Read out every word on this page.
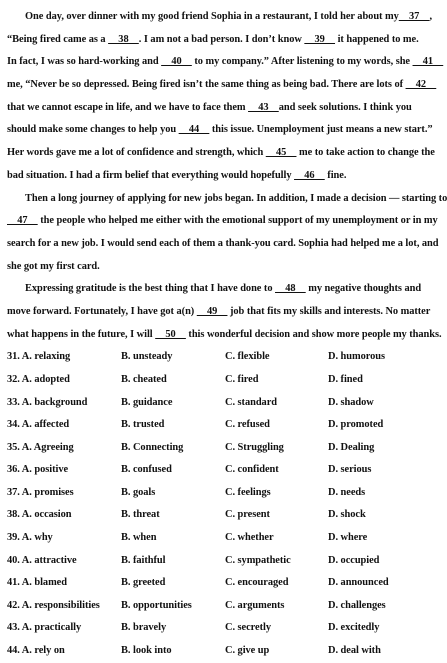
One day, over dinner with my good friend Sophia in a restaurant, I told her about my    37    ,
“Being fired came as a     38    . I am not a bad person. I don’t know     39     it happened to me.
In fact, I was so hard-working and     40     to my company.” After listening to my words, she     41
me, “Never be so depressed. Being fired isn’t the same thing as being bad. There are lots of     42
that we cannot escape in life, and we have to face them     43    and seek solutions. I think you
should make some changes to help you     44     this issue. Unemployment just means a new start.”
Her words gave me a lot of confidence and strength, which     45     me to take action to change the
bad situation. I had a firm belief that everything would hopefully     46     fine.
Then a long journey of applying for new jobs began. In addition, I made a decision — starting to
47     the people who helped me either with the emotional support of my unemployment or in my
search for a new job. I would send each of them a thank-you card. Sophia had helped me a lot, and
she got my first card.
Expressing gratitude is the best thing that I have done to     48     my negative thoughts and
move forward. Fortunately, I have got a(n)     49     job that fits my skills and interests. No matter
what happens in the future, I will     50     this wonderful decision and show more people my thanks.
31. A. relaxing	B. unsteady	C. flexible	D. humorous
32. A. adopted	B. cheated	C. fired	D. fined
33. A. background	B. guidance	C. standard	D. shadow
34. A. affected	B. trusted	C. refused	D. promoted
35. A. Agreeing	B. Connecting	C. Struggling	D. Dealing
36. A. positive	B. confused	C. confident	D. serious
37. A. promises	B. goals	C. feelings	D. needs
38. A. occasion	B. threat	C. present	D. shock
39. A. why	B. when	C. whether	D. where
40. A. attractive	B. faithful	C. sympathetic	D. occupied
41. A. blamed	B. greeted	C. encouraged	D. announced
42. A. responsibilities	B. opportunities	C. arguments	D. challenges
43. A. practically	B. bravely	C. secretly	D. excitedly
44. A. rely on	B. look into	C. give up	D. deal with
************
**THE PROBLEM**. Pictures in the data above should not be copied; transcribe everything else exactly.

**EXERCISE RESPONSE**.
Read out every word on this page.
One day, over dinner with my good friend Sophia in a restaurant, I told her about my    37    ,
“Being fired came as a     38    . I am not a bad person. I don’t know     39     it happened to me.
In fact, I was so hard-working and     40     to my company.” After listening to my words, she     41
me, “Never be so depressed. Being fired isn’t the same thing as being bad. There are lots of     42
that we cannot escape in life, and we have to face them     43    and seek solutions. I think you
should make some changes to help you     44     this issue. Unemployment just means a new start.”
Her words gave me a lot of confidence and strength, which     45     me to take action to change the
bad situation. I had a firm belief that everything would hopefully     46     fine.
Then a long journey of applying for new jobs began. In addition, I made a decision — starting to
47     the people who helped me either with the emotional support of my unemployment or in my
search for a new job. I would send each of them a thank-you card. Sophia had helped me a lot, and
she got my first card.
Expressing gratitude is the best thing that I have done to     48     my negative thoughts and
move forward. Fortunately, I have got a(n)     49     job that fits my skills and interests. No matter
what happens in the future, I will     50     this wonderful decision and show more people my thanks.
31. A. relaxing	B. unsteady	C. flexible	D. humorous
32. A. adopted	B. cheated	C. fired	D. fined
33. A. background	B. guidance	C. standard	D. shadow
34. A. affected	B. trusted	C. refused	D. promoted
35. A. Agreeing	B. Connecting	C. Struggling	D. Dealing
36. A. positive	B. confused	C. confident	D. serious
37. A. promises	B. goals	C. feelings	D. needs
38. A. occasion	B. threat	C. present	D. shock
39. A. why	B. when	C. whether	D. where
40. A. attractive	B. faithful	C. sympathetic	D. occupied
41. A. blamed	B. greeted	C. encouraged	D. announced
42. A. responsibilities	B. opportunities	C. arguments	D. challenges
43. A. practically	B. bravely	C. secretly	D. excitedly
44. A. rely on	B. look into	C. give up	D. deal with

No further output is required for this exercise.